### Exercise instructions:
Reproduce the full set of records that follow, exactly as shown.

Entries from a page text dataset
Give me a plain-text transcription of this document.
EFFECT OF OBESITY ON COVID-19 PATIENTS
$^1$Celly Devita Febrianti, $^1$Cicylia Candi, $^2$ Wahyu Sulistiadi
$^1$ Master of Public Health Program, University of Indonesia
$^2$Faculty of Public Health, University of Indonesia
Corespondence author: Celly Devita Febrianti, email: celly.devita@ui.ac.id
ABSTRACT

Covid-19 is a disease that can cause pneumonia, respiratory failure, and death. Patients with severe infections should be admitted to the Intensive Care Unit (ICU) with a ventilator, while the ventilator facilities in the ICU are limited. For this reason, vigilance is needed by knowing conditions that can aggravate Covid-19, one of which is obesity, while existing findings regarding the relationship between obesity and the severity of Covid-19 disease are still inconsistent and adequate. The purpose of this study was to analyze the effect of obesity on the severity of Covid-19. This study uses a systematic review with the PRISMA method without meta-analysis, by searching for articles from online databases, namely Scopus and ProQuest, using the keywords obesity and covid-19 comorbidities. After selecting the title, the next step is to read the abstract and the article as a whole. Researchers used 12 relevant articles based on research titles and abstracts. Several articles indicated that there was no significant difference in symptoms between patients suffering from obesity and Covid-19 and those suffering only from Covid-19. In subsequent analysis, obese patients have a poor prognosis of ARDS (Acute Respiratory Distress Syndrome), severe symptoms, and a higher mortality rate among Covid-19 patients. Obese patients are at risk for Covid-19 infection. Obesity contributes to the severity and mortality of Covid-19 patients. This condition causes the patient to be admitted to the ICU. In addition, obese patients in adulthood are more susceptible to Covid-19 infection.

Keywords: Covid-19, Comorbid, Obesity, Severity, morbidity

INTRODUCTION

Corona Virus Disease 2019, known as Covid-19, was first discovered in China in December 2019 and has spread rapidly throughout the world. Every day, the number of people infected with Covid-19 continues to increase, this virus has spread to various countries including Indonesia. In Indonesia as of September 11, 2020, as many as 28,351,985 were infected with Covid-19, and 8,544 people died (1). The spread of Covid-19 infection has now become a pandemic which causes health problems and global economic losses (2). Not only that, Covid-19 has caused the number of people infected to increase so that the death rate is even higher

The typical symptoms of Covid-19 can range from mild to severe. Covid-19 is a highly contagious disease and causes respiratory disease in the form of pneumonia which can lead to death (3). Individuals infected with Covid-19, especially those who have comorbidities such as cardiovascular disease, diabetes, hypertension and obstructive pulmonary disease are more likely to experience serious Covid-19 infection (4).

### Exercise solution:
Give me a plain-text transcription of this document.
EFFECT OF OBESITY ON COVID-19 PATIENTS
$^1$Celly Devita Febrianti, $^1$Cicylia Candi, $^2$ Wahyu Sulistiadi
$^1$ Master of Public Health Program, University of Indonesia
$^2$Faculty of Public Health, University of Indonesia
Corespondence author: Celly Devita Febrianti, email: celly.devita@ui.ac.id
ABSTRACT

Covid-19 is a disease that can cause pneumonia, respiratory failure, and death. Patients with severe infections should be admitted to the Intensive Care Unit (ICU) with a ventilator, while the ventilator facilities in the ICU are limited. For this reason, vigilance is needed by knowing conditions that can aggravate Covid-19, one of which is obesity, while existing findings regarding the relationship between obesity and the severity of Covid-19 disease are still inconsistent and adequate. The purpose of this study was to analyze the effect of obesity on the severity of Covid-19. This study uses a systematic review with the PRISMA method without meta-analysis, by searching for articles from online databases, namely Scopus and ProQuest, using the keywords obesity and covid-19 comorbidities. After selecting the title, the next step is to read the abstract and the article as a whole. Researchers used 12 relevant articles based on research titles and abstracts. Several articles indicated that there was no significant difference in symptoms between patients suffering from obesity and Covid-19 and those suffering only from Covid-19. In subsequent analysis, obese patients have a poor prognosis of ARDS (Acute Respiratory Distress Syndrome), severe symptoms, and a higher mortality rate among Covid-19 patients. Obese patients are at risk for Covid-19 infection. Obesity contributes to the severity and mortality of Covid-19 patients. This condition causes the patient to be admitted to the ICU. In addition, obese patients in adulthood are more susceptible to Covid-19 infection.

Keywords: Covid-19, Comorbid, Obesity, Severity, morbidity

INTRODUCTION

Corona Virus Disease 2019, known as Covid-19, was first discovered in China in December 2019 and has spread rapidly throughout the world. Every day, the number of people infected with Covid-19 continues to increase, this virus has spread to various countries including Indonesia. In Indonesia as of September 11, 2020, as many as 28,351,985 were infected with Covid-19, and 8,544 people died (1). The spread of Covid-19 infection has now become a pandemic which causes health problems and global economic losses (2). Not only that, Covid-19 has caused the number of people infected to increase so that the death rate is even higher

The typical symptoms of Covid-19 can range from mild to severe. Covid-19 is a highly contagious disease and causes respiratory disease in the form of pneumonia which can lead to death (3). Individuals infected with Covid-19, especially those who have comorbidities such as cardiovascular disease, diabetes, hypertension and obstructive pulmonary disease are more likely to experience serious Covid-19 infection (4).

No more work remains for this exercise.